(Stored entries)
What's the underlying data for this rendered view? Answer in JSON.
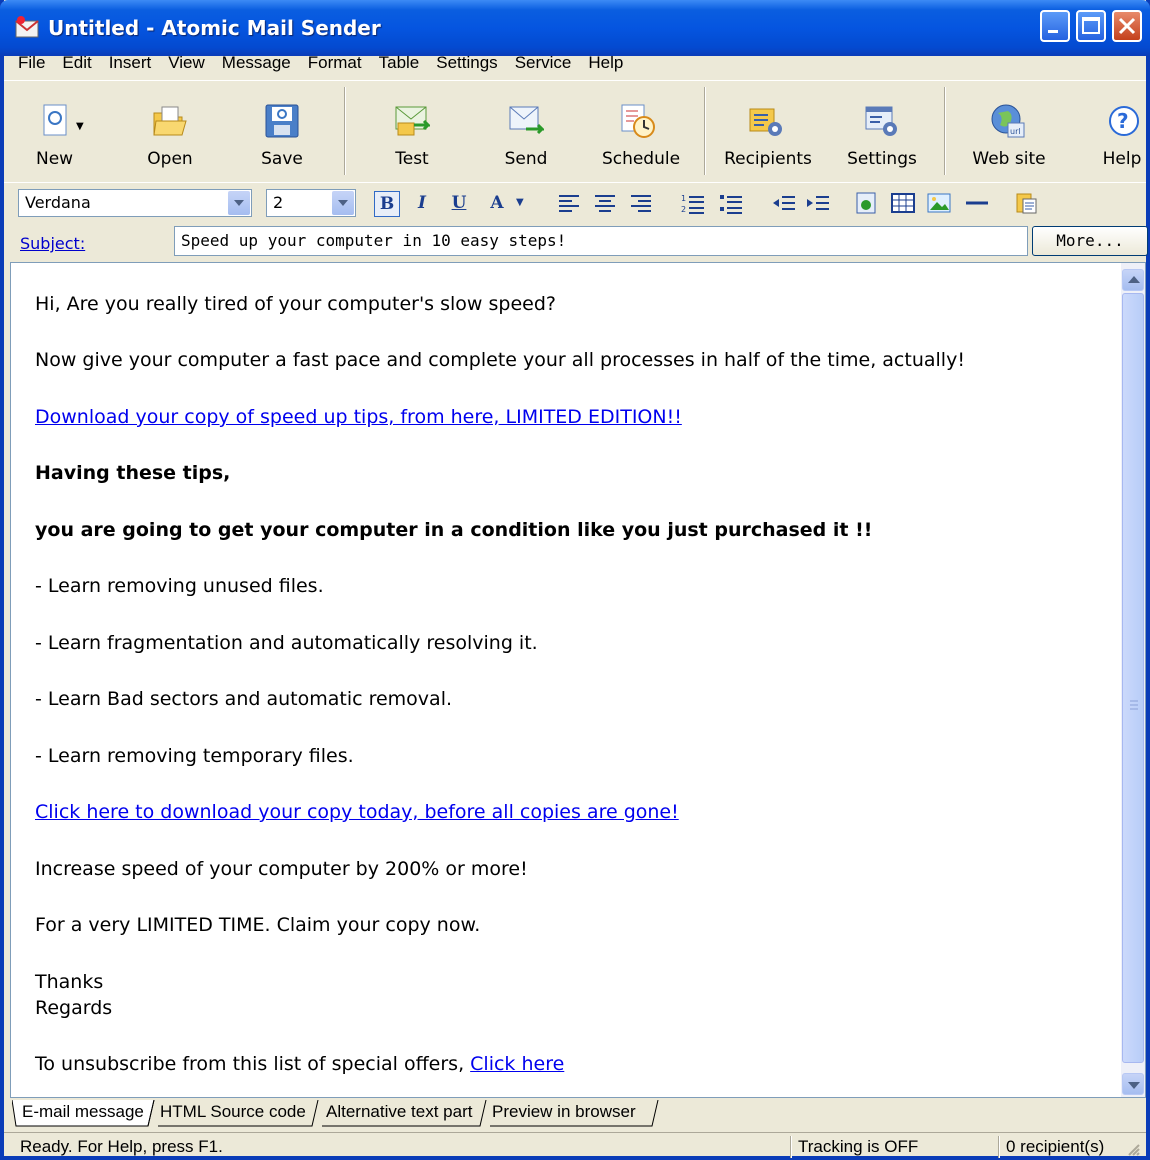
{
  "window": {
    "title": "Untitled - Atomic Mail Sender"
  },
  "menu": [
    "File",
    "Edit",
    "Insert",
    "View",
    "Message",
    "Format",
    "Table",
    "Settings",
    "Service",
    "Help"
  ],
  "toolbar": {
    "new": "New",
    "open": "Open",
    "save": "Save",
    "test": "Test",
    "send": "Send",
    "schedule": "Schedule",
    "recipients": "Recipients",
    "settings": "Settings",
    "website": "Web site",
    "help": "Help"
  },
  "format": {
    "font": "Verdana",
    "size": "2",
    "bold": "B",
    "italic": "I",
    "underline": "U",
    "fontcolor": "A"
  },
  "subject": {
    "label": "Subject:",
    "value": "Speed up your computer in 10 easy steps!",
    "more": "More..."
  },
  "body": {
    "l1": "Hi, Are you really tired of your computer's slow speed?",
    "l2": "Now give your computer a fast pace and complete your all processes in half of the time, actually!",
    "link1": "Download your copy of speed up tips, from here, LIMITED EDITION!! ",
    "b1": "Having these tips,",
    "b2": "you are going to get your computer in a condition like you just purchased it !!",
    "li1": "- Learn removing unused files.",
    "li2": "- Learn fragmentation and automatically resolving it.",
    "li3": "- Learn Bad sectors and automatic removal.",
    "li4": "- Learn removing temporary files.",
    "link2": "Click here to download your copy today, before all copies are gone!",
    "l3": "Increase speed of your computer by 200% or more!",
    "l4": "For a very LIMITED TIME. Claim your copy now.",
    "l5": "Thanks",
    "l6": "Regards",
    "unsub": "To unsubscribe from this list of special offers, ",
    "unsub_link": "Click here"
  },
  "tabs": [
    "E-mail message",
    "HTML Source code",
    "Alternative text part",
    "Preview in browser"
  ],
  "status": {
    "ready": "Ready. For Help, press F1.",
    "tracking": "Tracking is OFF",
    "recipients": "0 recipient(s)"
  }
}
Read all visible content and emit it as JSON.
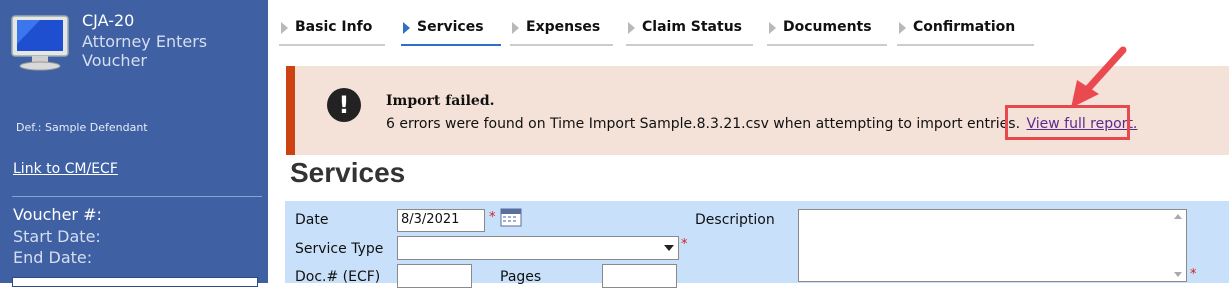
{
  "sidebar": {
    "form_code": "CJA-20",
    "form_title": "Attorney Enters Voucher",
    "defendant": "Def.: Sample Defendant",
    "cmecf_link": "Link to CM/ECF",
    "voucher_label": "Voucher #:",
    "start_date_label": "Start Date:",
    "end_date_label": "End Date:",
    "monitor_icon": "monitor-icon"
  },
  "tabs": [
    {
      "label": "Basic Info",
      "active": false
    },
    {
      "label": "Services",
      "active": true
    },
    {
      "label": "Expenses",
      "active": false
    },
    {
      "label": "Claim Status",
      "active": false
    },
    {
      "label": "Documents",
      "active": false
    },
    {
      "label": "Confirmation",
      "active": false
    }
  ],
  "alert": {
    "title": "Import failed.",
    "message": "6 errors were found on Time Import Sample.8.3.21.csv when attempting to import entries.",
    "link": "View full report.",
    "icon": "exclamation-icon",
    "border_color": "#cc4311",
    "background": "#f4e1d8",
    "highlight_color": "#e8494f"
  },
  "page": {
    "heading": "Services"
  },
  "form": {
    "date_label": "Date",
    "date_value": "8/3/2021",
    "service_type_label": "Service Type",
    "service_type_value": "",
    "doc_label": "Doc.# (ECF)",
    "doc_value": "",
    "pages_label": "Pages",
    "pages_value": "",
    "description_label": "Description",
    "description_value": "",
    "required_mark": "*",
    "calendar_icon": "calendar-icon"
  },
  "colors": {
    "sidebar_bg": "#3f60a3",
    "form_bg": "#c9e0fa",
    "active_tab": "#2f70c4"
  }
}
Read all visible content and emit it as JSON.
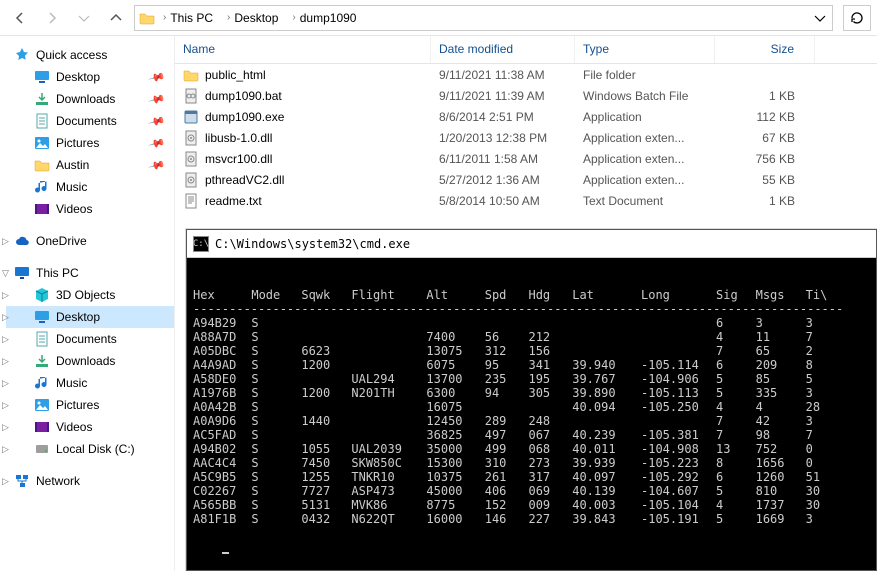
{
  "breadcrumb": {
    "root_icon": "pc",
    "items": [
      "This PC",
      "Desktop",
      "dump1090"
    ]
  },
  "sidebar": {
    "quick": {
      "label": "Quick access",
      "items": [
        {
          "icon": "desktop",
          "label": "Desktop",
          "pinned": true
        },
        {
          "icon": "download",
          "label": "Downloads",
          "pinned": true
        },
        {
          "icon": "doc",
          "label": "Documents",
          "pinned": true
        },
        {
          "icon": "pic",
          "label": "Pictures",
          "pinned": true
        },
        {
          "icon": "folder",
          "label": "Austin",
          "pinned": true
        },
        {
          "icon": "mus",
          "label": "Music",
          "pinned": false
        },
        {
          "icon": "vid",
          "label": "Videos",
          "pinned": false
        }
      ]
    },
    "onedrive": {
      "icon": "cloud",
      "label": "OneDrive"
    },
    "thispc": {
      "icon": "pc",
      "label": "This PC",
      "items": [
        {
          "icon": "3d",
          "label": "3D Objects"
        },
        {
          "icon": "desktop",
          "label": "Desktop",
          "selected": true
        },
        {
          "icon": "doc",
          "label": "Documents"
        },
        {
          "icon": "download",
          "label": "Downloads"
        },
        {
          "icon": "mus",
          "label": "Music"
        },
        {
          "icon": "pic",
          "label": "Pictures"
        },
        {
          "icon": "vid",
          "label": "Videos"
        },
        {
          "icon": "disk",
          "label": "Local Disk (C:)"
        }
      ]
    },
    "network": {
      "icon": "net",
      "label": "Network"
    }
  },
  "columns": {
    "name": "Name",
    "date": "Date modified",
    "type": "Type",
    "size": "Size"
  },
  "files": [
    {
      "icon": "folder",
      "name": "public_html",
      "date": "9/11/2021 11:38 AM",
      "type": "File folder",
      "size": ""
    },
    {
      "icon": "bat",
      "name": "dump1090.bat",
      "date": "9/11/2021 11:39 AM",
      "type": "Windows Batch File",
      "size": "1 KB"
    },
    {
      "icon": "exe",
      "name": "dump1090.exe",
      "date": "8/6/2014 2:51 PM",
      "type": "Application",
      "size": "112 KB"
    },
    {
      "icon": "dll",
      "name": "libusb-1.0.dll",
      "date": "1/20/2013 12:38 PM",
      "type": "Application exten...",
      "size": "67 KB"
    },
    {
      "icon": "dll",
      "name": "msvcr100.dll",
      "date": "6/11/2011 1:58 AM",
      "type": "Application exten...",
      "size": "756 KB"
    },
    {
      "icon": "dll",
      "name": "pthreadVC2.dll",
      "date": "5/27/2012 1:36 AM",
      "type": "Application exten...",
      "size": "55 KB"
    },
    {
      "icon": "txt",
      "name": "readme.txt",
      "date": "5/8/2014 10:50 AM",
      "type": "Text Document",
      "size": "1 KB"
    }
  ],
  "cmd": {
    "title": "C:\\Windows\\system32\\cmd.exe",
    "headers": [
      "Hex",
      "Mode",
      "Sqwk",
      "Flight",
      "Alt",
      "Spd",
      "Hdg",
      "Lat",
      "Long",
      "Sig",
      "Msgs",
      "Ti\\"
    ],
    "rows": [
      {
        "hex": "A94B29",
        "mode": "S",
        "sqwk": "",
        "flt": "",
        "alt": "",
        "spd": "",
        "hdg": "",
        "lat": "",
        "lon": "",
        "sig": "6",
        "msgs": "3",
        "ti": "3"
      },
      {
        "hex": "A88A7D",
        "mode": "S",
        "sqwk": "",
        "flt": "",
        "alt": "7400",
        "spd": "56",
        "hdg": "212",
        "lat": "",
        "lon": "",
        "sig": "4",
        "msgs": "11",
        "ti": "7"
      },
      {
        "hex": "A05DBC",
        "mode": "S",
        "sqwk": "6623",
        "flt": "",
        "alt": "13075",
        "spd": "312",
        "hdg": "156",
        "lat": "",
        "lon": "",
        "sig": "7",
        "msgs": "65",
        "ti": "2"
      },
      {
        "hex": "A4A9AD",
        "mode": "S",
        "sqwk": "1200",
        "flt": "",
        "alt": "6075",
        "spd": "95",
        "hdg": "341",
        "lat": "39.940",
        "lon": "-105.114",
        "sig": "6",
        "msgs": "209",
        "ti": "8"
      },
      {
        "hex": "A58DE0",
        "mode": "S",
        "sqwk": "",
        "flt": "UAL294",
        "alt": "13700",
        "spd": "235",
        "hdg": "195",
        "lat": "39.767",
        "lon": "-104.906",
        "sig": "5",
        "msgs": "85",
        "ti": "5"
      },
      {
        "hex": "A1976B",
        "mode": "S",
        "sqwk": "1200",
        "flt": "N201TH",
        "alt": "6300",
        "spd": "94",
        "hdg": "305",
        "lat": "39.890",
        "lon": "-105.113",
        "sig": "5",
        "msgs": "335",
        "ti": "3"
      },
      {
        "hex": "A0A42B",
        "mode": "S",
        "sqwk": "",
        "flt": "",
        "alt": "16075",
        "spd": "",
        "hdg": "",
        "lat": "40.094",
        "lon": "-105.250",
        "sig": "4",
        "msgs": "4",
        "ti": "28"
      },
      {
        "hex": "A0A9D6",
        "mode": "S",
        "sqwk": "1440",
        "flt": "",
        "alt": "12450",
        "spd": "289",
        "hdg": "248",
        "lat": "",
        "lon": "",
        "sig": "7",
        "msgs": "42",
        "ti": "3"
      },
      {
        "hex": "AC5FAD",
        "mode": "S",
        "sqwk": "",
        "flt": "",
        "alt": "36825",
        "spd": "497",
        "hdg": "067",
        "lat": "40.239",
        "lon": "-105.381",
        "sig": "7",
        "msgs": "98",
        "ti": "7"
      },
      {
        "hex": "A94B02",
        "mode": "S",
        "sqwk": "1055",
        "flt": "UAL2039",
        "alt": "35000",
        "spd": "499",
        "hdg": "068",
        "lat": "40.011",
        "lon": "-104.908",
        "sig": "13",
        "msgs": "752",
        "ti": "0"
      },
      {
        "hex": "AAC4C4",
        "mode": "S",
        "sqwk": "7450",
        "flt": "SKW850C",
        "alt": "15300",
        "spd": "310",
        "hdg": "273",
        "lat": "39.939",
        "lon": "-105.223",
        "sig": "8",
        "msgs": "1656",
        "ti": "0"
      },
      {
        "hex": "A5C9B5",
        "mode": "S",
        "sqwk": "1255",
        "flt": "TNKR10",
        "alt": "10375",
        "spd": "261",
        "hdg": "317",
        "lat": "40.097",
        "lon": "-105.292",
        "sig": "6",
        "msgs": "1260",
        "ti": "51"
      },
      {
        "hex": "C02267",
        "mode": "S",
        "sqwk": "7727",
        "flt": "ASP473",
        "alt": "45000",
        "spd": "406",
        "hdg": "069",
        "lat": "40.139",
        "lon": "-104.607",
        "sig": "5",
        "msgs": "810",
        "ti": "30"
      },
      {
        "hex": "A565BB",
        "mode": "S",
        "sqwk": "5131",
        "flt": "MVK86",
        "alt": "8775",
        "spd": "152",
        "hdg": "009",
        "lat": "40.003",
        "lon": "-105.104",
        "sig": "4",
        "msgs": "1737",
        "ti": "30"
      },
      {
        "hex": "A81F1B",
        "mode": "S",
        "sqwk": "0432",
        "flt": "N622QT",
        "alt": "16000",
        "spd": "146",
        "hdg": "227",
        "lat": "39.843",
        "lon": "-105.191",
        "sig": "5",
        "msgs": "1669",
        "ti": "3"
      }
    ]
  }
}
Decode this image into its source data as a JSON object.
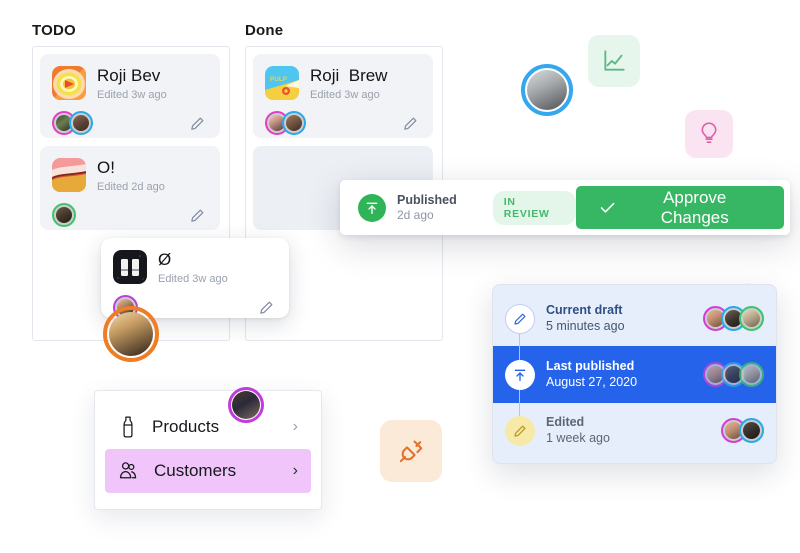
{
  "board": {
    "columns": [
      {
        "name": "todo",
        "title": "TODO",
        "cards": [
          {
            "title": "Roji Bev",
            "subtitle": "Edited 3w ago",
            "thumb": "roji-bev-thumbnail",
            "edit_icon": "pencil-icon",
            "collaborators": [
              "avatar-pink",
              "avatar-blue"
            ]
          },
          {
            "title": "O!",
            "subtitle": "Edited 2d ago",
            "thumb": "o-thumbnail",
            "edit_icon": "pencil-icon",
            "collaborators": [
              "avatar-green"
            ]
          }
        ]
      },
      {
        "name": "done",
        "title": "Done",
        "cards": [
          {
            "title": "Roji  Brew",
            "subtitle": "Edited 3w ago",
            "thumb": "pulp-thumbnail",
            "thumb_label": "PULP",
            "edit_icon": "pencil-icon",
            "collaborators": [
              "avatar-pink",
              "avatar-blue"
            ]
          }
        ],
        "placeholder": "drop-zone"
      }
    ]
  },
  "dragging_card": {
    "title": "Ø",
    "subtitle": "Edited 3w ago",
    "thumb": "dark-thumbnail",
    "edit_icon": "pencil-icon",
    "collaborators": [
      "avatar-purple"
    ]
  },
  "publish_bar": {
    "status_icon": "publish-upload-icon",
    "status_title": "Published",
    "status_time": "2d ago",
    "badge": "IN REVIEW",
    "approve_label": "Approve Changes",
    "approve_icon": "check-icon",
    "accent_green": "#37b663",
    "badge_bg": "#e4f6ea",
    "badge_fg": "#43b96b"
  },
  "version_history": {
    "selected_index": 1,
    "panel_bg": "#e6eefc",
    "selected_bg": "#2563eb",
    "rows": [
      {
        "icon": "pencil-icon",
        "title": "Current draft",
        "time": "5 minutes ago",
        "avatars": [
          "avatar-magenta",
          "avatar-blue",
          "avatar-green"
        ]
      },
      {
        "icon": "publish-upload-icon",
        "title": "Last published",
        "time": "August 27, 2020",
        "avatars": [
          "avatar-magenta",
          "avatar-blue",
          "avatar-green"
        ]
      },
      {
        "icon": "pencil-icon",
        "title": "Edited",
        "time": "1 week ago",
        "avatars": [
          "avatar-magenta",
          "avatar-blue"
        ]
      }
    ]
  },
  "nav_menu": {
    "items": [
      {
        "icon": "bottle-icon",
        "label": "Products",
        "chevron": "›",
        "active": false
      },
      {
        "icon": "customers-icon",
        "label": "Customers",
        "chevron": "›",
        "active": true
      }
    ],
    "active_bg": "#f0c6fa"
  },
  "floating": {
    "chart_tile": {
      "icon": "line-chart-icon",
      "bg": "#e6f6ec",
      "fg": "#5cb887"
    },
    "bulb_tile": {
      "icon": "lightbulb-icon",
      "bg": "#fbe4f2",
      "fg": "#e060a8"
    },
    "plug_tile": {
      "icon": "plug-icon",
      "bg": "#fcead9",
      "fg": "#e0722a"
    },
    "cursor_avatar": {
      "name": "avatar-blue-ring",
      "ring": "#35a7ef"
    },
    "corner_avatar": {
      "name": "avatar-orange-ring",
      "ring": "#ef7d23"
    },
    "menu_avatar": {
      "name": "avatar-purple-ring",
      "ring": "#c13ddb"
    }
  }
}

EXERCISE DESCRIPTION ▸ Take every line that includes the string "folder" and copy it.

THE RESULT ▸
          "icon": "folder",
      "icon": "folder",
      "type": "File folder",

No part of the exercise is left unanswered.